= What to work on =
Go through the lines below. Copy those with "name".

[Chart and figure data]
┌────────

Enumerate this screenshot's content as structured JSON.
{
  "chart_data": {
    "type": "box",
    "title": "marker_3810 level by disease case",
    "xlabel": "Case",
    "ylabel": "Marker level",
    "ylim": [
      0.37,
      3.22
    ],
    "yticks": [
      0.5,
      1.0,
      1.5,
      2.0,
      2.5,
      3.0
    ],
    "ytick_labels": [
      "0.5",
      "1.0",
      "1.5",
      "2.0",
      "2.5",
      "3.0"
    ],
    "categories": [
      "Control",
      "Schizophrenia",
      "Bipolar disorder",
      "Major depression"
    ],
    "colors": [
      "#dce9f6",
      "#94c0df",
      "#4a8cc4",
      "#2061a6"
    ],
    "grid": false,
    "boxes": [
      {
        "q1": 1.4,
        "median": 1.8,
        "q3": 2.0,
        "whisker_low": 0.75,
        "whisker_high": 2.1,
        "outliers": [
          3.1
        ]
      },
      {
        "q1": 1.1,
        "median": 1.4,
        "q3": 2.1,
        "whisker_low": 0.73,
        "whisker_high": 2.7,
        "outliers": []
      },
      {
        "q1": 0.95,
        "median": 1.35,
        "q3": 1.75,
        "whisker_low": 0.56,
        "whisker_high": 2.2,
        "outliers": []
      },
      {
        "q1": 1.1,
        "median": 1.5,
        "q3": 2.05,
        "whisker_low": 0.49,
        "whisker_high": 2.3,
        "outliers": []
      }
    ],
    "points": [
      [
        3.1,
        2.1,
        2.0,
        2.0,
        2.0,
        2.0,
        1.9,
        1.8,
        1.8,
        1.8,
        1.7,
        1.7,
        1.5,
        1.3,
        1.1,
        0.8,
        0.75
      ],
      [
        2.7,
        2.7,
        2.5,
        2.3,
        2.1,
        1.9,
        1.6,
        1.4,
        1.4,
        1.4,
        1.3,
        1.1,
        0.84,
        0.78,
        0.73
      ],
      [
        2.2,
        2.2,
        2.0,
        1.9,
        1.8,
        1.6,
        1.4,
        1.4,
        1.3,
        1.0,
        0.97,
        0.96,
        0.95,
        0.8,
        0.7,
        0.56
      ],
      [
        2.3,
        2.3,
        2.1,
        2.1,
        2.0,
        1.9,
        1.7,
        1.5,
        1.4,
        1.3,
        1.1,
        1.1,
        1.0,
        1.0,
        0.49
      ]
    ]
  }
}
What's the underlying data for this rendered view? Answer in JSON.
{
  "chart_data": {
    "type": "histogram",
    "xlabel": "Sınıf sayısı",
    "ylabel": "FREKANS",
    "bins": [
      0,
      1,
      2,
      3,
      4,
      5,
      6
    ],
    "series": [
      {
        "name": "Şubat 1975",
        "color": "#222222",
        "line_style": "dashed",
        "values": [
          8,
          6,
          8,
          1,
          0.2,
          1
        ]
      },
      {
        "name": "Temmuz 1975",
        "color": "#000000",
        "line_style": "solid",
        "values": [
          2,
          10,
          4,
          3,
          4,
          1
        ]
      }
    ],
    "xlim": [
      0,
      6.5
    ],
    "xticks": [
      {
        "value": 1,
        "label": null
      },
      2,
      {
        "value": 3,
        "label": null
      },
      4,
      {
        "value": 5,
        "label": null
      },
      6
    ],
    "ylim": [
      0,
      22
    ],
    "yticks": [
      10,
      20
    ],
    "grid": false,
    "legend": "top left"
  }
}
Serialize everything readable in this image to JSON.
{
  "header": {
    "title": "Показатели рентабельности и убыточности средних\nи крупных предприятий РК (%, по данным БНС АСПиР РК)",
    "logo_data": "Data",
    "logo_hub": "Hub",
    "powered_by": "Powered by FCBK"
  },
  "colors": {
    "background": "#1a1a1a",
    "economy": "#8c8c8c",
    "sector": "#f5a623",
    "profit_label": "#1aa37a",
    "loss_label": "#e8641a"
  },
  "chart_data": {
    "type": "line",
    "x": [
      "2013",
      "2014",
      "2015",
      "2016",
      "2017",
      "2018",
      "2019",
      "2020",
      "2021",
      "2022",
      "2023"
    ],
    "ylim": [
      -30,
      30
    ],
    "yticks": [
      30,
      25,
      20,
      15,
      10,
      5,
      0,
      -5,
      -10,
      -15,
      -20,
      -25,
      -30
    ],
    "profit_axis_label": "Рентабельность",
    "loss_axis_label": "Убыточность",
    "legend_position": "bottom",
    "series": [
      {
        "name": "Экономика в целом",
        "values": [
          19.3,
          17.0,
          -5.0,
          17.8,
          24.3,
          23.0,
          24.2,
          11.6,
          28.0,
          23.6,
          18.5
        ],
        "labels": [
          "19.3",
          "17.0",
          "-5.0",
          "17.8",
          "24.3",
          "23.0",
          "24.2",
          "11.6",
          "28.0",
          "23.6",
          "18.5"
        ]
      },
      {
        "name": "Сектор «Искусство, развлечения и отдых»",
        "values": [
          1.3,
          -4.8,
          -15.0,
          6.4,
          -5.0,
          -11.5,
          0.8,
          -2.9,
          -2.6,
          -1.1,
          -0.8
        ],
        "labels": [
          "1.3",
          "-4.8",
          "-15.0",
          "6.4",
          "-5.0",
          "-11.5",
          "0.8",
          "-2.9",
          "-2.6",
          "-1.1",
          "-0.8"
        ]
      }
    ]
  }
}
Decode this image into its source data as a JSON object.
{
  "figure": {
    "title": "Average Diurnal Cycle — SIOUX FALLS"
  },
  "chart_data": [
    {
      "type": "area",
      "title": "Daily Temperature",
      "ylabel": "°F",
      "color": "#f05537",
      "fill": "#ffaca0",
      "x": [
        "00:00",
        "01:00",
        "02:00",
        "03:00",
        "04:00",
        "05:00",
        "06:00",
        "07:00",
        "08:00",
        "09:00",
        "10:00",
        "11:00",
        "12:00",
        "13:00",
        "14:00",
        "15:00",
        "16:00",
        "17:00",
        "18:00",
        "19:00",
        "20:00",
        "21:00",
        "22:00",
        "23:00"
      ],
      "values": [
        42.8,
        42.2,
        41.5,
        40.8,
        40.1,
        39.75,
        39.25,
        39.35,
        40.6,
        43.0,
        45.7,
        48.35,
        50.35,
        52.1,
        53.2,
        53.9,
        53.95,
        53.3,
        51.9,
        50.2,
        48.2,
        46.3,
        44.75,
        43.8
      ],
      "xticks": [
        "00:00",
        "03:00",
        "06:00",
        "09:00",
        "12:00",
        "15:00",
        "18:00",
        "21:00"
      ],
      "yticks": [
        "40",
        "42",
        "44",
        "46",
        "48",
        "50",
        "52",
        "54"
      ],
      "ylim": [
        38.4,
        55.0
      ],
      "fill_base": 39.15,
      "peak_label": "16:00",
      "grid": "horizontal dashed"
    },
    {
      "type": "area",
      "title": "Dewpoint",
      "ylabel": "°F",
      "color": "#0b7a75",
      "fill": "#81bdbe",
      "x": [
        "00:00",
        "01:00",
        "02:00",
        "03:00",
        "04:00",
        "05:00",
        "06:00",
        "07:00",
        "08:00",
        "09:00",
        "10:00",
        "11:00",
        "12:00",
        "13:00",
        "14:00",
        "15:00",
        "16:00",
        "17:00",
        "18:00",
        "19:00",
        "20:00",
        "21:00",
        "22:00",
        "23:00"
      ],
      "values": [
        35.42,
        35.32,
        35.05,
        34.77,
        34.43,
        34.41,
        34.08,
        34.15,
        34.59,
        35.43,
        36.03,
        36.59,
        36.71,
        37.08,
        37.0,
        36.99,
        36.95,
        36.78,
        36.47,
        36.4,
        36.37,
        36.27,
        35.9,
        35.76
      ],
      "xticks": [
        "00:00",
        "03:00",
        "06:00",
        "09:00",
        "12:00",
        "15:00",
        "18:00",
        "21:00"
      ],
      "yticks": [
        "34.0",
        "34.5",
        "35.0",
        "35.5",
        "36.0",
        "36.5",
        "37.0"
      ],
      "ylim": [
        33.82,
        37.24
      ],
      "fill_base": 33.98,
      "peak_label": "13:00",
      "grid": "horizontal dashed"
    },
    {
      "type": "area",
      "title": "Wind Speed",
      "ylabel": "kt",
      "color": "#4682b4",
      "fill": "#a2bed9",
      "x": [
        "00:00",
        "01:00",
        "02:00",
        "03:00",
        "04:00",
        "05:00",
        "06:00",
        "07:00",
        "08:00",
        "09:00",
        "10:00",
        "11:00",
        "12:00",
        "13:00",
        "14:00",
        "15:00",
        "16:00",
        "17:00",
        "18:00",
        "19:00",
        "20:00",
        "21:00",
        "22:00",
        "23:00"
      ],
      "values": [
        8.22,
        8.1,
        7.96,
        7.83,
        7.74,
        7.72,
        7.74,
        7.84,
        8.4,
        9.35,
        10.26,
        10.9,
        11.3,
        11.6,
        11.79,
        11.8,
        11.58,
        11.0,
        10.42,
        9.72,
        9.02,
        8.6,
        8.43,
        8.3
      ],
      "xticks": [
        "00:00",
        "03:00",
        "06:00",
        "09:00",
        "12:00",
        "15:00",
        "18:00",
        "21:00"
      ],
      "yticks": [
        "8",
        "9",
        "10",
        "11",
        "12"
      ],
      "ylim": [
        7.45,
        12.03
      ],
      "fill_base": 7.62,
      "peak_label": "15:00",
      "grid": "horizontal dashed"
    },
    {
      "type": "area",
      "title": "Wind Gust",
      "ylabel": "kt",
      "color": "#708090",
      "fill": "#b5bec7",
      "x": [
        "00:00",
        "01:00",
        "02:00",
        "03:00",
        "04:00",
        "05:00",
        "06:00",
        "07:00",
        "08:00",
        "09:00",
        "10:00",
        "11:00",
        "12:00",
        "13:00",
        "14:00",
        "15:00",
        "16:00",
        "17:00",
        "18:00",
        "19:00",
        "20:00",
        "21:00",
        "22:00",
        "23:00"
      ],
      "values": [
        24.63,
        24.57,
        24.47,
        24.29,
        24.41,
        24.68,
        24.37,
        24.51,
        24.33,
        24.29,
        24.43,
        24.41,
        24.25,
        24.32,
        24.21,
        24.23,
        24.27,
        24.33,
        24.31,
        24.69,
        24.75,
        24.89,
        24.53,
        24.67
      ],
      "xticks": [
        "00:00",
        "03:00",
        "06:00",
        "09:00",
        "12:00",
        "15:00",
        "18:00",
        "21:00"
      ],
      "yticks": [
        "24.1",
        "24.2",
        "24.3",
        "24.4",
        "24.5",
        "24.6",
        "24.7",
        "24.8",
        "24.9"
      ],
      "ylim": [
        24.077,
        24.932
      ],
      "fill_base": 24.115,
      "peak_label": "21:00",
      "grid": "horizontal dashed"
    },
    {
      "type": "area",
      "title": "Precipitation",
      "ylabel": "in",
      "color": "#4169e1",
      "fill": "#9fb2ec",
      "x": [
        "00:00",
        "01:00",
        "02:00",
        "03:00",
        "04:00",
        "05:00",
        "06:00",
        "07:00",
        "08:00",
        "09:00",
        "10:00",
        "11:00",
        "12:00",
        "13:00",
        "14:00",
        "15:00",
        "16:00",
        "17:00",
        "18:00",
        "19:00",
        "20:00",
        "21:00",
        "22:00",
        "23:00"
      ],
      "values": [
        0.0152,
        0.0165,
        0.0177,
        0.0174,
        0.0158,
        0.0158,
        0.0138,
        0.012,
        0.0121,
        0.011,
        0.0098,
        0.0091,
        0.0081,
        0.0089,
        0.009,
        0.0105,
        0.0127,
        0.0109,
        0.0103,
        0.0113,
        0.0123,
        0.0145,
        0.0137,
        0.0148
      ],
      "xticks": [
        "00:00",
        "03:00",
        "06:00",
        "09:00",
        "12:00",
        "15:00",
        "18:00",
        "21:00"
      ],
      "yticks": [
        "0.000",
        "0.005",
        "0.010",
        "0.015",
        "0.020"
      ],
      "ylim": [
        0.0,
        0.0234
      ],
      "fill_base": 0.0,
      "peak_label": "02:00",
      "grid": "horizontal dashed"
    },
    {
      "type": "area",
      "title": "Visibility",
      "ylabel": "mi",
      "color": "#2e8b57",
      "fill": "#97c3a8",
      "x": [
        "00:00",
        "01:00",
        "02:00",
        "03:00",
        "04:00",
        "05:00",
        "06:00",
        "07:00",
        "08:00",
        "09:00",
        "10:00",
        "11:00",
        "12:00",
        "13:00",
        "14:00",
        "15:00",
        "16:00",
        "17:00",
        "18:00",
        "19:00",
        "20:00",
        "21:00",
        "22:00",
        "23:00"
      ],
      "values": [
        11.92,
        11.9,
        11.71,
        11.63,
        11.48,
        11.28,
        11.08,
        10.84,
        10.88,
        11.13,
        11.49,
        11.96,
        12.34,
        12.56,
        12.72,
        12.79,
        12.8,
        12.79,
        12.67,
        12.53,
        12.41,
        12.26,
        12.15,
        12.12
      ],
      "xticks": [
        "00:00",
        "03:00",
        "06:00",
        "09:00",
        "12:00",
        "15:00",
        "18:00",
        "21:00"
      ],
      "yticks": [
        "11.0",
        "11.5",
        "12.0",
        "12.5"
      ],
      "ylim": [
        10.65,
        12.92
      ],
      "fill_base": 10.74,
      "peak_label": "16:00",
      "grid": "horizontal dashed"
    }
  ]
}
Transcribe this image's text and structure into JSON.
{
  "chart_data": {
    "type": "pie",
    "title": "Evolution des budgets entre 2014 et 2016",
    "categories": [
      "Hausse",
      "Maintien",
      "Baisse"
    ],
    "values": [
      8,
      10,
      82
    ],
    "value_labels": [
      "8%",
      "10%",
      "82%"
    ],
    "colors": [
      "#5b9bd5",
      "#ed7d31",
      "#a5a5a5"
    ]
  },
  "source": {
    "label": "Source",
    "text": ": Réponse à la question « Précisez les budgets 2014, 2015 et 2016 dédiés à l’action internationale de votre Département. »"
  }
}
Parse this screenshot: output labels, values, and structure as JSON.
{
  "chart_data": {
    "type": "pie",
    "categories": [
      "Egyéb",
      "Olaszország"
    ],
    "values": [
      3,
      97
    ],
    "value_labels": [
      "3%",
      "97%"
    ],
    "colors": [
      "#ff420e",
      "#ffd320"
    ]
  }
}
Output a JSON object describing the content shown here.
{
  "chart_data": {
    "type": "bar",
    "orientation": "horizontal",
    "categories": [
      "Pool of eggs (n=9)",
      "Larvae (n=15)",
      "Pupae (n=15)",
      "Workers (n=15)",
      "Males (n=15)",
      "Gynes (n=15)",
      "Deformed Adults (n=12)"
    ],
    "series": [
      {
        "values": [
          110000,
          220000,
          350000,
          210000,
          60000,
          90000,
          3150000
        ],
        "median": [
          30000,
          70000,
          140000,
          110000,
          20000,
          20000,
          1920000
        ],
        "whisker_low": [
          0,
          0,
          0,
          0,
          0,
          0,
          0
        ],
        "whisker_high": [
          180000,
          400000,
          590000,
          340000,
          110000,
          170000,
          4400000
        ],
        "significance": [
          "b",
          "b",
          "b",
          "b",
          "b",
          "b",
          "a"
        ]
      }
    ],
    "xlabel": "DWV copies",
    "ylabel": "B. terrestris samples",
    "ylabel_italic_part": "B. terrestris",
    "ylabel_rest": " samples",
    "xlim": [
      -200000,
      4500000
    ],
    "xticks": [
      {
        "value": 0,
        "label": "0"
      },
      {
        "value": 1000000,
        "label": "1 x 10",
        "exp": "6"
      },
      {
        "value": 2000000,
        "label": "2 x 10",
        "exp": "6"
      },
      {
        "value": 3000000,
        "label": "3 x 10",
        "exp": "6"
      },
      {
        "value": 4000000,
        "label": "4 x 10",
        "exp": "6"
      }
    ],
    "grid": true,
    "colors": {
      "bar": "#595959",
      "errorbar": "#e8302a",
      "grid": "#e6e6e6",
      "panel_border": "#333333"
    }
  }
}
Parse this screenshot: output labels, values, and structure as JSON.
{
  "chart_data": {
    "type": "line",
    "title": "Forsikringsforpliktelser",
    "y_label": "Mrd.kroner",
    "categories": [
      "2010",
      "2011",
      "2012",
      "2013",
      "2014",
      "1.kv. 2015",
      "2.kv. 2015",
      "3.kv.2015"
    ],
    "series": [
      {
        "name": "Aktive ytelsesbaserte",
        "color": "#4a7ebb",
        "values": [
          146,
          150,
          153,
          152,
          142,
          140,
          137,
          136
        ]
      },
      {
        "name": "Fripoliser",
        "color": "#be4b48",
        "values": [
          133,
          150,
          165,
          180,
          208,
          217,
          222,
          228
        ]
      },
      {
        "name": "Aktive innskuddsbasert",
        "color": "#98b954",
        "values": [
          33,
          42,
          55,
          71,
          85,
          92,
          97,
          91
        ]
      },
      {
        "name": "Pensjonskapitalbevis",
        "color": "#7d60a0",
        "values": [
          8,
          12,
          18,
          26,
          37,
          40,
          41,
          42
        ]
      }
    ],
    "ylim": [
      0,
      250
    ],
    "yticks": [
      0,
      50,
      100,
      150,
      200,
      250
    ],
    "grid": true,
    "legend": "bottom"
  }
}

└────────

= Exercise output =
        "name": "Şubat 1975",
        "name": "Temmuz 1975",
        "name": "Экономика в целом",
        "name": "Сектор «Искусство, развлечения и отдых»",
        "name": "Aktive ytelsesbaserte",
        "name": "Fripoliser",
        "name": "Aktive innskuddsbasert",
        "name": "Pensjonskapitalbevis",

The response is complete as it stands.